— START Data extract —
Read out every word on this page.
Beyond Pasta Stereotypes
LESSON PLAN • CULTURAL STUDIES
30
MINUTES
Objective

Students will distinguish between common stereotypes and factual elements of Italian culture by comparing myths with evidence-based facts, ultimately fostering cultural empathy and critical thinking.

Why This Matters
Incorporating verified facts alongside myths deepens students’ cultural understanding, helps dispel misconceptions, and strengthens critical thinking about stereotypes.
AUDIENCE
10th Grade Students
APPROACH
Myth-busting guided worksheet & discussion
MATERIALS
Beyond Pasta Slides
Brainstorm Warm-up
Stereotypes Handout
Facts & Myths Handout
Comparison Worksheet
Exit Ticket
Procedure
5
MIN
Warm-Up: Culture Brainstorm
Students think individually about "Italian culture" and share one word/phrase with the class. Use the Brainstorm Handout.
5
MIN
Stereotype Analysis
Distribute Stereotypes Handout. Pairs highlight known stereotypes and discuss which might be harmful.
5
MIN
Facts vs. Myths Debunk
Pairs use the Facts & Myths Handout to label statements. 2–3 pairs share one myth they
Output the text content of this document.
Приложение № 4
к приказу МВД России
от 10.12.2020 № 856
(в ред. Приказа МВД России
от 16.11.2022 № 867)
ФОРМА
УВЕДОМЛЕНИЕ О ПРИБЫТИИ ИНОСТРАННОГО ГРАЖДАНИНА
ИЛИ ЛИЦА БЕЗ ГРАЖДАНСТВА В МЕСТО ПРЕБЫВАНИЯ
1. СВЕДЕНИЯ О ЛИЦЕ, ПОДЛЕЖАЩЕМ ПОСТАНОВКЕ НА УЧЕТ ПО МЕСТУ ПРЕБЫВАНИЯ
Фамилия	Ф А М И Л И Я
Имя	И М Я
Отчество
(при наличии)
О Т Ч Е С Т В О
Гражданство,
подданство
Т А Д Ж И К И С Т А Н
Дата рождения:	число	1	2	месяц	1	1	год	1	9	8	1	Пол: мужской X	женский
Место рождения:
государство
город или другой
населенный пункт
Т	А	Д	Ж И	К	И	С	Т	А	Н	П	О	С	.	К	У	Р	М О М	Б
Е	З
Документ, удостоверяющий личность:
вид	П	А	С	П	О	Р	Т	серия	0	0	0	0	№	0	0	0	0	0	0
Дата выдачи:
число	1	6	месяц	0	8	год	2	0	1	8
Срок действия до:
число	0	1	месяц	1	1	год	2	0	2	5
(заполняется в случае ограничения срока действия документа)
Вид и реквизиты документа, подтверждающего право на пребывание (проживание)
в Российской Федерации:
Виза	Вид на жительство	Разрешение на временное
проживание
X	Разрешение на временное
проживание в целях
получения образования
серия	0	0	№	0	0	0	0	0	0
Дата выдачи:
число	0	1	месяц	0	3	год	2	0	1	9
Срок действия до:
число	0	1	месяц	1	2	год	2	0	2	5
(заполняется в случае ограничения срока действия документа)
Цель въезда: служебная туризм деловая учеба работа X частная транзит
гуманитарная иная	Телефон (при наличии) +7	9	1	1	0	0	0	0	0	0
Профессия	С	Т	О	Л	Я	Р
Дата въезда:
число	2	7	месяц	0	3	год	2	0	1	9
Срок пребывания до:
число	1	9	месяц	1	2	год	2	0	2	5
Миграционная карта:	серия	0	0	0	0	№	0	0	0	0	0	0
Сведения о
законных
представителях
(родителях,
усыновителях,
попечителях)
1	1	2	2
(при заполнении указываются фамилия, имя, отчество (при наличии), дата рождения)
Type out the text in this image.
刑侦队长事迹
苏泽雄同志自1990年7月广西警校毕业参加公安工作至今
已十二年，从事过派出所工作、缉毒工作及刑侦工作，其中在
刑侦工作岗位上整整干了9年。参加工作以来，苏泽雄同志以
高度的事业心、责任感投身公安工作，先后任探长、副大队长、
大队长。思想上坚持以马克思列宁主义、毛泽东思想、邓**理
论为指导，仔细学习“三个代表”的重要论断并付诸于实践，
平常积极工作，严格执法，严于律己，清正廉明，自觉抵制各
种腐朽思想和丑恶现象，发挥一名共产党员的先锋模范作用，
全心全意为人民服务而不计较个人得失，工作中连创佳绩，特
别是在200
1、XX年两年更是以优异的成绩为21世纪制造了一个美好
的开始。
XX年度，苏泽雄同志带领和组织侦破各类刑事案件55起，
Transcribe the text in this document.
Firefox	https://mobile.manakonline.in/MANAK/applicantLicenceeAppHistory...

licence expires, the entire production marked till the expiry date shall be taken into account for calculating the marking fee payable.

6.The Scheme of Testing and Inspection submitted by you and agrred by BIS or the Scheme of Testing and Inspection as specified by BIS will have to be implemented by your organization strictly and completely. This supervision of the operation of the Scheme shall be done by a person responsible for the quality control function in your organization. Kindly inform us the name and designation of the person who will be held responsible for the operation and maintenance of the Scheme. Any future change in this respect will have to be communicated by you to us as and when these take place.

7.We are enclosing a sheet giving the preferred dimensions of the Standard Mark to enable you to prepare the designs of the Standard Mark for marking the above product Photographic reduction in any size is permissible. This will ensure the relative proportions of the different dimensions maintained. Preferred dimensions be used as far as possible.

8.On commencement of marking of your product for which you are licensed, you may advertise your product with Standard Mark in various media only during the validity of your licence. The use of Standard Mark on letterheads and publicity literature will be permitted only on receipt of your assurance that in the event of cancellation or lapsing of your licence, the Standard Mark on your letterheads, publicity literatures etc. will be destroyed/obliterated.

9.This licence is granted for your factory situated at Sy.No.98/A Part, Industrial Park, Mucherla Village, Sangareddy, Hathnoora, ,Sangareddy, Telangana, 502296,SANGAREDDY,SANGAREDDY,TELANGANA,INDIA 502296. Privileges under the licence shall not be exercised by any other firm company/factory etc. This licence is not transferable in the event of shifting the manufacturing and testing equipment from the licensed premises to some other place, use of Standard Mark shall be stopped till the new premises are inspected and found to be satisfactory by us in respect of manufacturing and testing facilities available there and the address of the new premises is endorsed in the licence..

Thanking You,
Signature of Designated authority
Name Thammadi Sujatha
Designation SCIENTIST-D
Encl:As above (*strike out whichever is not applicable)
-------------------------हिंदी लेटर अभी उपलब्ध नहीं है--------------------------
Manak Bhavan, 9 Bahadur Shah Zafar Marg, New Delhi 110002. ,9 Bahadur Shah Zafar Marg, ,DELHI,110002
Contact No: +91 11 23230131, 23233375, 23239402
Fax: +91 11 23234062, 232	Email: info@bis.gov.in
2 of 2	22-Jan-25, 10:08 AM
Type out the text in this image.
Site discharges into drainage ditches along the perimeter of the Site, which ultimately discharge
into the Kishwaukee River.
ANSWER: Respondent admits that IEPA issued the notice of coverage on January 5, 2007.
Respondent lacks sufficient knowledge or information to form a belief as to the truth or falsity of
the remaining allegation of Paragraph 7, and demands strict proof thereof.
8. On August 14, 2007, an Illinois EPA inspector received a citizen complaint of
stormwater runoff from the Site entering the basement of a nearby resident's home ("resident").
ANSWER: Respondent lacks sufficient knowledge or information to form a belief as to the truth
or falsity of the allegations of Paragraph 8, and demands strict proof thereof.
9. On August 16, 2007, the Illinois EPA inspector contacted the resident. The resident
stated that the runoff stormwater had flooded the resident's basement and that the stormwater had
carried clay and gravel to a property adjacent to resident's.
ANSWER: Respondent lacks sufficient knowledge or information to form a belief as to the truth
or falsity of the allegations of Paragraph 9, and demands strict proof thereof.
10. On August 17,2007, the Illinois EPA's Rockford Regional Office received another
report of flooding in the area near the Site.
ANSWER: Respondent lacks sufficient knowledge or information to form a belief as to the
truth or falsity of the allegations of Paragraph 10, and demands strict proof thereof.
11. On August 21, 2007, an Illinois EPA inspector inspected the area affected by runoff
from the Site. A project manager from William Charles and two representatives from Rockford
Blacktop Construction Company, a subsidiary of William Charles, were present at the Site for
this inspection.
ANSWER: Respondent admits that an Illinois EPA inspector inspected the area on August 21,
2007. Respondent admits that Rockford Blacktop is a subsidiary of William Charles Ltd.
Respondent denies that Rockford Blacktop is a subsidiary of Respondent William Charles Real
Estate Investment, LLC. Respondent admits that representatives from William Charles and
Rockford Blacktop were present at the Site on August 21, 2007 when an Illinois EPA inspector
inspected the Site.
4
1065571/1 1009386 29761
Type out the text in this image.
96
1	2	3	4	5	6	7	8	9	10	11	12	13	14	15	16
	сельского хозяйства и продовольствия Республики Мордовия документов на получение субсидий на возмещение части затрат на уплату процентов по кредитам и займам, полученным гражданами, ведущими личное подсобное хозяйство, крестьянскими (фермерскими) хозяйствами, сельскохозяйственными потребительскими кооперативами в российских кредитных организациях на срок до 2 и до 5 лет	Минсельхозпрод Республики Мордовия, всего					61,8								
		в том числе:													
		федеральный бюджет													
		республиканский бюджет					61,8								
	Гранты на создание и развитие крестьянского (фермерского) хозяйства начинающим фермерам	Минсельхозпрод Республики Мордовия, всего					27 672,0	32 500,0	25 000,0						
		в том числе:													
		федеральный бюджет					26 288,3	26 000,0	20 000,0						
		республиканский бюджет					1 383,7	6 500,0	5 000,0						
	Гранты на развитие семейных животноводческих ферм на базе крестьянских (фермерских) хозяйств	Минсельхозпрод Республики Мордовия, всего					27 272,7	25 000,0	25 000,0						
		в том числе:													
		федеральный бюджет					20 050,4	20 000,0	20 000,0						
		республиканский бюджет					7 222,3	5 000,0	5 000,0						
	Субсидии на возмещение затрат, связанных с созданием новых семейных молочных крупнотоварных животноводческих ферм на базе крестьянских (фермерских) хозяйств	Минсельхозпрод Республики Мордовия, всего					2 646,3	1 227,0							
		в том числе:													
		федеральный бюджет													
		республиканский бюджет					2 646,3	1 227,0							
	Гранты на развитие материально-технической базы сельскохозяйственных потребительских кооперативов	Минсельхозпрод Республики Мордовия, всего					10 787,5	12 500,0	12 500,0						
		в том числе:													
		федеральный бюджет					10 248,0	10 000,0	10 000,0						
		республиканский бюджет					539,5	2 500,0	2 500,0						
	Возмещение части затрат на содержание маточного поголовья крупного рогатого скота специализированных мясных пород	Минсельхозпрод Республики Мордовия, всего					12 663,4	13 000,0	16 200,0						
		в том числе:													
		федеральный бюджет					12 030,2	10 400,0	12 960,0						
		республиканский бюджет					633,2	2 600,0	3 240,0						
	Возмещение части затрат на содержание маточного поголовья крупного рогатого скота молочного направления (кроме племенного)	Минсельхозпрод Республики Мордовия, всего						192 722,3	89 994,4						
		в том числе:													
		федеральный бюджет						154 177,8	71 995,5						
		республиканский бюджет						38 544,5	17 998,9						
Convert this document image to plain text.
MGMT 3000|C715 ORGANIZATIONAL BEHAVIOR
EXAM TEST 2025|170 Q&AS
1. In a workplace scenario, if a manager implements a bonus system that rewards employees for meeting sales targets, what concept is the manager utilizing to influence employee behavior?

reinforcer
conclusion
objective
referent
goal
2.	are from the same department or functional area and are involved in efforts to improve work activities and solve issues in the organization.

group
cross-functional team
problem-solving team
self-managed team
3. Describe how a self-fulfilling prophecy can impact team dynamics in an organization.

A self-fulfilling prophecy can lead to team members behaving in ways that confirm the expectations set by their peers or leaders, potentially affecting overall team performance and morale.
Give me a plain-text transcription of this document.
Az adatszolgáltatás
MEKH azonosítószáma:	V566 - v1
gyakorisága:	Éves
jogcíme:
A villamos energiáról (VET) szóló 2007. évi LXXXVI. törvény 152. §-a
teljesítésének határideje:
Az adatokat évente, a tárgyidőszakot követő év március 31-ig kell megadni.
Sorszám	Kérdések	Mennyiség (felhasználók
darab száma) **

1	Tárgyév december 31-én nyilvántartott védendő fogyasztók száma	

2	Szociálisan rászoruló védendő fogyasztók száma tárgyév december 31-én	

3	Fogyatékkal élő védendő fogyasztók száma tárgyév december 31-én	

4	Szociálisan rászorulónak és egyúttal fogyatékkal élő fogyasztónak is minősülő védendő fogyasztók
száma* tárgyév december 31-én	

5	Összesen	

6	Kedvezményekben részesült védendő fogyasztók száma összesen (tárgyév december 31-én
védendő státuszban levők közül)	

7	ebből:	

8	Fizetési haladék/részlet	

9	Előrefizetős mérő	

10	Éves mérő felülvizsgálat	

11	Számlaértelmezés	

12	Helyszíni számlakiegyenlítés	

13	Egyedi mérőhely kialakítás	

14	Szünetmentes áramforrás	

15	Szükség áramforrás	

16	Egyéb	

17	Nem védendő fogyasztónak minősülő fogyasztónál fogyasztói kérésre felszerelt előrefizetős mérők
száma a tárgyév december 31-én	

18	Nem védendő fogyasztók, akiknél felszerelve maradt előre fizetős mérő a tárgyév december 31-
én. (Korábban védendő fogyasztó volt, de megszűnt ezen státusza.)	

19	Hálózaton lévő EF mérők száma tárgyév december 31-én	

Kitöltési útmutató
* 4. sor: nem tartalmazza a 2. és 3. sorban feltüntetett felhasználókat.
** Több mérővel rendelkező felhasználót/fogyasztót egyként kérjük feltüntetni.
— END Data extract —
Exercise: Track down every line holding the string "self" and copy it.

Answer for the task:
self-managed team
3. Describe how a self-fulfilling prophecy can impact team dynamics in an organization.
A self-fulfilling prophecy can lead to team members behaving in ways that confirm the expectations set by their peers or leaders, potentially affecting overall team performance and morale.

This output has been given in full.